──────── Texto apresentado

Sanções lideradas pelos Estados Unidos, de forma isolada, provocam a morte de 564 mil pessoas a cada ano, segundo estimativas de pesquisadores, o que representa 3,6% de todas as mortes nos países sancionados. O número é superior ao registrado anualmente em conflitos armados e guerras, estimado em meio milhão de mortes anualmente.
Sanções podem causar a diminuição da quantidade e da qualidade dos serviços de saúde pública, devido à queda das receitas públicas e à escassez de importações essenciais, decorrente da redução das receitas em moeda estrangeira causada pelas sanções, o que limita o acesso a suprimentos médicos, alimentos e outros bens cruciais, restringindo as organizações humanitárias.
O uso de sanções, contudo, está em ascensão. Entre 2010 e 2022, 25% dos países em todo o mundo foram alvo de alguma forma de sanção imposta pelos Estados Unidos, pela União Europeia ou pela ONU. Na década de 1960, a taxa era de 8%.
Nem todos estão em risco, contudo. Como parte de sua metodologia, o estudo analisou quais países foram sancionados. Embora não tenham separado dados de mortalidade por nação, os pesquisadores descobriram que os países que votam contra os Estados Unidos e a União Europeia na Assembleia Geral da ONU estão em maior risco de serem punidos – e, consequentemente, sofrendo mais mortes.
Causalidade, não correlação.
O estudo não apenas relaciona as sanções dos EUA em países com o aumento da mortalidade na população afetada. Estabelece causalidade, ou seja, uma análise que, após eliminar outros fatores, ajuda a confirmar o aumento no número de mortes. São utilizados quatro elementos para este fim.
Pesquisadores formaram grupos de países que sofriam ou não sofriam sob sanções, apresentando características observáveis semelhantes, como o nível de desenvolvimento econômico. Isso é necessário porque a taxa de mortalidade de um país desenvolvido não pode ser diretamente comparada com a de um país em desenvolvimento ou subdesenvolvido. Comparar países similares permite uma análise do impacto das sanções no aumento das mortes.
O estudo examinou como as taxas de mortalidade se comportaram antes e depois da imposição de sanções e se havia outros indicadores, como o aumento da taxa de mortalidade antes das sanções ou outras condições sociais que influenciaram o problema. O aumento gradual das taxas de mortalidade com a manutenção das sanções sustenta essa métrica utilizada no estudo.

────────────────
──────── Conteúdo dos dados

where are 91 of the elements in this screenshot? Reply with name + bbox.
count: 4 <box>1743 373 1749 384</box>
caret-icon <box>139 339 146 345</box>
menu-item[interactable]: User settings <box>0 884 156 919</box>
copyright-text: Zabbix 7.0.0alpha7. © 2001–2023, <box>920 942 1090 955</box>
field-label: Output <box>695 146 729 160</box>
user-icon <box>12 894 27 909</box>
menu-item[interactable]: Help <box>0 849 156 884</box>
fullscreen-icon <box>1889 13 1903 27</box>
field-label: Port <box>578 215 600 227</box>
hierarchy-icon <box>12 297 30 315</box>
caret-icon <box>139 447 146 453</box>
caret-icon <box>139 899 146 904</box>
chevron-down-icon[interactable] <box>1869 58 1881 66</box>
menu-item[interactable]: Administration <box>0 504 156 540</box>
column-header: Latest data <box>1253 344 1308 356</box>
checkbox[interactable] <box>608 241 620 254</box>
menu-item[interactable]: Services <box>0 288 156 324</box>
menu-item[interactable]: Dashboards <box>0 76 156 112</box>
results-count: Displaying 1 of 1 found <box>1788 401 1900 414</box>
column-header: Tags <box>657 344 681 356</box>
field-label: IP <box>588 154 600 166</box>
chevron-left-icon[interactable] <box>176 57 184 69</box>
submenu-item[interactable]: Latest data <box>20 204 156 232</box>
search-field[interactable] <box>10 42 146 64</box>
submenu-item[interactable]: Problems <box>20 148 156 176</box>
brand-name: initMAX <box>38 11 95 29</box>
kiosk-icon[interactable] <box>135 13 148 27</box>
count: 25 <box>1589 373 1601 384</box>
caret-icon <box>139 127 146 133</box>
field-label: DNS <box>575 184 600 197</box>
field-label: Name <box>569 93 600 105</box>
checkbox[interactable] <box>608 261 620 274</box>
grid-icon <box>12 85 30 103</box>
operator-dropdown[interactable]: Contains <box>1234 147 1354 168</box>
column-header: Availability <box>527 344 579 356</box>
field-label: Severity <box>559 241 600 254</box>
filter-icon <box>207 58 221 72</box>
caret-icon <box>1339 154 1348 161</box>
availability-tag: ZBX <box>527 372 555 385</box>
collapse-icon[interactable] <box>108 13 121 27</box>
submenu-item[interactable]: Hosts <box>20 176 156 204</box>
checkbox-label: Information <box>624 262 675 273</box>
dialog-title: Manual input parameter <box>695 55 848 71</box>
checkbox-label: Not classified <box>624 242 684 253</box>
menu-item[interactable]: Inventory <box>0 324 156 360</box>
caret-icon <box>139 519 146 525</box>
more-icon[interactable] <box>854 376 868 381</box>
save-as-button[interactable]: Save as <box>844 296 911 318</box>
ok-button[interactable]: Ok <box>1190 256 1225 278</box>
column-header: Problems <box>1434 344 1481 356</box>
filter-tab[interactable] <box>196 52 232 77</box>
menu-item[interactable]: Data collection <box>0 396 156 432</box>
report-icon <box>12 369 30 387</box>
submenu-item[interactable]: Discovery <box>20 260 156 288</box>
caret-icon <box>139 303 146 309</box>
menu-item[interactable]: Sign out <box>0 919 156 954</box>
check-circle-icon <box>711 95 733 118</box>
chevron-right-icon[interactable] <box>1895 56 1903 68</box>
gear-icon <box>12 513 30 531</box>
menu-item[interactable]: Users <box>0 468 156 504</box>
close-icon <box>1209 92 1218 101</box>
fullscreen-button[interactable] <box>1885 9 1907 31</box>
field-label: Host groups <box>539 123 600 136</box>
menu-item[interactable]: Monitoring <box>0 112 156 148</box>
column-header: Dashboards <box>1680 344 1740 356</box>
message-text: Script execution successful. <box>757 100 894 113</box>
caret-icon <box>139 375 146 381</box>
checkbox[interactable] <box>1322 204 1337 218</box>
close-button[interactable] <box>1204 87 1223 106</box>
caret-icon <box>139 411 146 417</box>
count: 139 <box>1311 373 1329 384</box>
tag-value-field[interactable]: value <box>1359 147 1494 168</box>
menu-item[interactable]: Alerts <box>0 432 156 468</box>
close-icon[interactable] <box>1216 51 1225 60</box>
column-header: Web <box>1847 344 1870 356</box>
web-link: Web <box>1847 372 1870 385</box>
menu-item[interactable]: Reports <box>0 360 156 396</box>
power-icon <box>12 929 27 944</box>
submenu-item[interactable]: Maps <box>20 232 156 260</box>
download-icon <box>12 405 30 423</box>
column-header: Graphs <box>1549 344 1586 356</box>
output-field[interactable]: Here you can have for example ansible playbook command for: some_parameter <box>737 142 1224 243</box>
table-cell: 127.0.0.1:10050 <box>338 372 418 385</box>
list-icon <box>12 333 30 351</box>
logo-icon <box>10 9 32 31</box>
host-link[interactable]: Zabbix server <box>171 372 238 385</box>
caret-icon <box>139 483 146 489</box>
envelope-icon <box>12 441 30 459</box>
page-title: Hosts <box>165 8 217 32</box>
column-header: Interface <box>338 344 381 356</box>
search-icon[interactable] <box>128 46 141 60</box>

────────────────

**Tarefa 1:** No texto sobre sanções, quais são as entidades citadas como responsáveis pelas sanções impostas a países entre 2010 e 2022?
**Tarefa 2:** Extraia do texto sobre sanções o trecho entre "O estudo examinou" e "utilizada no estudo.", inclusive.
**Tarefa 3:** Segundo o texto sobre sanções, quantas mortes por ano são provocadas pelas sanções lideradas pelos Estados Unidos?
O material não tem relação com o texto sobre sanções.

**Resposta 1:** Estados Unidos, União Europeia e ONU.

**Resposta 2:**
O estudo examinou como as taxas de mortalidade se comportaram antes e depois da imposição de sanções e se havia outros indicadores, como o aumento da taxa de mortalidade antes das sanções ou outras condições sociais que influenciaram o problema. O aumento gradual das taxas de mortalidade com a manutenção das sanções sustenta essa métrica utilizada no estudo.

**Resposta 3:** Cerca de 564 mil mortes por ano, segundo estimativas de pesquisadores.